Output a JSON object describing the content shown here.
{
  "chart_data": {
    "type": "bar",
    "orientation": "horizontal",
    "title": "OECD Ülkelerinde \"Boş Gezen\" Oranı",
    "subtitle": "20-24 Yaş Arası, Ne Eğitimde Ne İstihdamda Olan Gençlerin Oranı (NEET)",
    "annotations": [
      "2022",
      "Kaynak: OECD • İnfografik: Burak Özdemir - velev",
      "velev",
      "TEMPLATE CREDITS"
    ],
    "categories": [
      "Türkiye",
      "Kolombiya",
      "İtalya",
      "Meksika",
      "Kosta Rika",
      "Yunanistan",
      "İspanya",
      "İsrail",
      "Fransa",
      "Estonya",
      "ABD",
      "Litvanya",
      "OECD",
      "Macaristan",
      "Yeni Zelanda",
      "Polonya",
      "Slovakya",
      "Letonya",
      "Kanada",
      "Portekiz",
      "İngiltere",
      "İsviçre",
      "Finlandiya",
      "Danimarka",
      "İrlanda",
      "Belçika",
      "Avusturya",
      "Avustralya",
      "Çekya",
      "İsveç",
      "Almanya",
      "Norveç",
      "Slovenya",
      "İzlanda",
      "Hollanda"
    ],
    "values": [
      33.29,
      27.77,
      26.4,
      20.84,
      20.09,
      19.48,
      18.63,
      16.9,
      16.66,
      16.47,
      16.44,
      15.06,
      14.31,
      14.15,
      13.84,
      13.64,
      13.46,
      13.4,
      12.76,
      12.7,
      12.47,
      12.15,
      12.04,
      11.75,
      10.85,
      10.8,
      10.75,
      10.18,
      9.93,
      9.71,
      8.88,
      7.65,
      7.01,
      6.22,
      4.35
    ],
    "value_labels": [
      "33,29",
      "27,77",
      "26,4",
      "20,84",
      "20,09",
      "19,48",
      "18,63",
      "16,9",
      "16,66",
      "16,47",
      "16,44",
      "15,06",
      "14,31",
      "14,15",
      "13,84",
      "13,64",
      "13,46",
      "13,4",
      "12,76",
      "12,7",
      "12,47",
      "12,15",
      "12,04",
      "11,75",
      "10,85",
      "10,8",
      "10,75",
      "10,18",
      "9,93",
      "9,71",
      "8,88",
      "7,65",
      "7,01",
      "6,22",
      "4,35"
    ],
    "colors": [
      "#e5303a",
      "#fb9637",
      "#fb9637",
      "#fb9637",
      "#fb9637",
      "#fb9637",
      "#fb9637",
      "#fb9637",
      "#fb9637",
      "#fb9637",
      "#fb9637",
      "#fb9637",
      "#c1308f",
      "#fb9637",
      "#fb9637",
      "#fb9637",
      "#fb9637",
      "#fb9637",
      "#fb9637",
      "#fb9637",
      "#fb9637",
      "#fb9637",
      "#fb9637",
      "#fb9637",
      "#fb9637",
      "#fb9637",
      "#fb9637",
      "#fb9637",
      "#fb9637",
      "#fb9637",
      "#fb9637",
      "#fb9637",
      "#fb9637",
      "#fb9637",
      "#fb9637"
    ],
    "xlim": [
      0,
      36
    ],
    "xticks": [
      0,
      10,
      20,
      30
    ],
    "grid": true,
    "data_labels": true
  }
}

####

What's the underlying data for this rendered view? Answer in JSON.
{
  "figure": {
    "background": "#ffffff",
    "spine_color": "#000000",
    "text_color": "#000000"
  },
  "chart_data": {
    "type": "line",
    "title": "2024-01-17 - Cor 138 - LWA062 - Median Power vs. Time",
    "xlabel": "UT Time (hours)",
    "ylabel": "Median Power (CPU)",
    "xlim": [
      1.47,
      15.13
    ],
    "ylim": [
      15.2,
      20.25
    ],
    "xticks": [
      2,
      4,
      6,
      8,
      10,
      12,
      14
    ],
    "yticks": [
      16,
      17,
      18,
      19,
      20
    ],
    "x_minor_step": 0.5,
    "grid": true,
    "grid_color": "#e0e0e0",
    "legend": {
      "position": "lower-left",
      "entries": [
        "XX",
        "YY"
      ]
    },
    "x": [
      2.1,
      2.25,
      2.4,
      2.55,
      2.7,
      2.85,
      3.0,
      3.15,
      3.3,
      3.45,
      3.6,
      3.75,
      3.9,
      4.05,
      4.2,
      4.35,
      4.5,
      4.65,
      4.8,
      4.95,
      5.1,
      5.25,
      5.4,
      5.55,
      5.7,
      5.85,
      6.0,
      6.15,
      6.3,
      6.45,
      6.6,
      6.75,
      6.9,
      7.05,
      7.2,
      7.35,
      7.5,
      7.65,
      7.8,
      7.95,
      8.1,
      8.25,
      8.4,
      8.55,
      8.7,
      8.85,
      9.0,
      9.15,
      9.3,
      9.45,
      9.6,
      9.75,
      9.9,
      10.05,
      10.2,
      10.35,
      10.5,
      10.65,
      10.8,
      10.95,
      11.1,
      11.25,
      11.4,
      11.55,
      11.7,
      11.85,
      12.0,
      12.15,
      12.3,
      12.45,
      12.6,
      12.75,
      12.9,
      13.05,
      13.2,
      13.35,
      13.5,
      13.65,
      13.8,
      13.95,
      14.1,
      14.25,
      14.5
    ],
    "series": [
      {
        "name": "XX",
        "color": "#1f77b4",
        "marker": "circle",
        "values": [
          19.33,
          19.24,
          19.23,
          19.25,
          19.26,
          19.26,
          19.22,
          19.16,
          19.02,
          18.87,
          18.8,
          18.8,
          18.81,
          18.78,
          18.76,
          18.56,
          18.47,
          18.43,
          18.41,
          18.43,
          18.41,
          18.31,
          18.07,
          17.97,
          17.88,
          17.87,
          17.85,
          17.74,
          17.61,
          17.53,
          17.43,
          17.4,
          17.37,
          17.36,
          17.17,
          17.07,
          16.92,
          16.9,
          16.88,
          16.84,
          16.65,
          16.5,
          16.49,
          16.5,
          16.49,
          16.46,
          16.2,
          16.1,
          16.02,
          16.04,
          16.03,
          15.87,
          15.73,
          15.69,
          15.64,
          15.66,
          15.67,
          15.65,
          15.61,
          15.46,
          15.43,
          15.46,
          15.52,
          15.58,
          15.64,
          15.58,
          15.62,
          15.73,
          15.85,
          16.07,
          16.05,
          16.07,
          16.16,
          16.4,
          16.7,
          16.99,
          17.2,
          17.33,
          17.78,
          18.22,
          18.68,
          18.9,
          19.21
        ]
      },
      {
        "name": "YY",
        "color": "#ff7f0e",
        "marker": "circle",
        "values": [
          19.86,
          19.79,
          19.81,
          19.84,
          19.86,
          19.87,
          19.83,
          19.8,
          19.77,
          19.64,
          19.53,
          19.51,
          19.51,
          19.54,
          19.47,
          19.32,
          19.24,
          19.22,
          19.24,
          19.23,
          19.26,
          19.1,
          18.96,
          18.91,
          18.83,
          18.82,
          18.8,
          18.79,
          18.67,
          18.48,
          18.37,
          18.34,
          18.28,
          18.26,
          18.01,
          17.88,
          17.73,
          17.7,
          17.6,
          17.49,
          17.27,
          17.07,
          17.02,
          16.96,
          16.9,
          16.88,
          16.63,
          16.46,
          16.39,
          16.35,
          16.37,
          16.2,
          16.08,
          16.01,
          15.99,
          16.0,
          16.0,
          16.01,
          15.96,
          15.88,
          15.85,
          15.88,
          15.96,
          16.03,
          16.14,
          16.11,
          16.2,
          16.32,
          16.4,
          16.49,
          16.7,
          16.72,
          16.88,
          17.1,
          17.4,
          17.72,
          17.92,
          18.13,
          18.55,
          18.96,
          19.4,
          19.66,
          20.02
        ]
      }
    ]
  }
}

####

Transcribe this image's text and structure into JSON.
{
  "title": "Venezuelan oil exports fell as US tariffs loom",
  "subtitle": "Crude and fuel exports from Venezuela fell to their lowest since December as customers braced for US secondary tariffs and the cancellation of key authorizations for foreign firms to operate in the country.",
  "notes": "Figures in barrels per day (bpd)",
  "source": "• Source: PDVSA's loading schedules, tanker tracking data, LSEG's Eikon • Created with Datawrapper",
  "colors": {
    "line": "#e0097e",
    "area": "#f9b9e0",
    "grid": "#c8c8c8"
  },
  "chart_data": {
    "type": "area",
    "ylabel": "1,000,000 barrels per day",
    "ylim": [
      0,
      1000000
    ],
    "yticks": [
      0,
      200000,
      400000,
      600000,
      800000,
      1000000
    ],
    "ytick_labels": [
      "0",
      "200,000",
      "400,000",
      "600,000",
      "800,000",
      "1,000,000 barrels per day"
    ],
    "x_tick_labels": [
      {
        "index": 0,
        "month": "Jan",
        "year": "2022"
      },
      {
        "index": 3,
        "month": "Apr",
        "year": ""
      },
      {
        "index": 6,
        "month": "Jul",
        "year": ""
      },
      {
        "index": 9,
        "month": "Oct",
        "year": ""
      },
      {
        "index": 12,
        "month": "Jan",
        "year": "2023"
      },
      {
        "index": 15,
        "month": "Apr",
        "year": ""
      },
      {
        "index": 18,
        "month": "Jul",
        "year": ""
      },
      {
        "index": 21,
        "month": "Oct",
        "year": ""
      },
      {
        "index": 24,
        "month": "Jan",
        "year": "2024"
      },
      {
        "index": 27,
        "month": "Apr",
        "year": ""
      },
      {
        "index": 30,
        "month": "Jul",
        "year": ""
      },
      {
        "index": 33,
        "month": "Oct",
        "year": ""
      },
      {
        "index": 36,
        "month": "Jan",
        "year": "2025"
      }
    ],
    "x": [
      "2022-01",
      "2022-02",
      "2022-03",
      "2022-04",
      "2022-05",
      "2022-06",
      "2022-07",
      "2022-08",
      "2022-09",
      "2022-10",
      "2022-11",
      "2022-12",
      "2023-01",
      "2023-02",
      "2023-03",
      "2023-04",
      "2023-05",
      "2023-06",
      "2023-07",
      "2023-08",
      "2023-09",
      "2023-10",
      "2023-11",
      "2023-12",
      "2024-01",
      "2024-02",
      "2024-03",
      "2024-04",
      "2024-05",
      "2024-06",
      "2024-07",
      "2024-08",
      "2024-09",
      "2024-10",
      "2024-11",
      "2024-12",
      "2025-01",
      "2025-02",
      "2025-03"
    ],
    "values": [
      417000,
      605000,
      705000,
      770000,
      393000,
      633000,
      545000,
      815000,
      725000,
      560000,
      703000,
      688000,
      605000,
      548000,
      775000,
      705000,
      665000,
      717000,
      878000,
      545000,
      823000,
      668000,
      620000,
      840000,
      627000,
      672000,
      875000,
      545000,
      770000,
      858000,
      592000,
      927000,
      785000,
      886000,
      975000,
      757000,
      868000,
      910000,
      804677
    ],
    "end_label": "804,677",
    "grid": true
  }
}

####

## Do this
Show each line holding the word "fell".

## The answer
  "title": "Venezuelan oil exports fell as US tariffs loom",
  "subtitle": "Crude and fuel exports from Venezuela fell to their lowest since December as customers braced for US secondary tariffs and the cancellation of key authorizations for foreign firms to operate in the country.",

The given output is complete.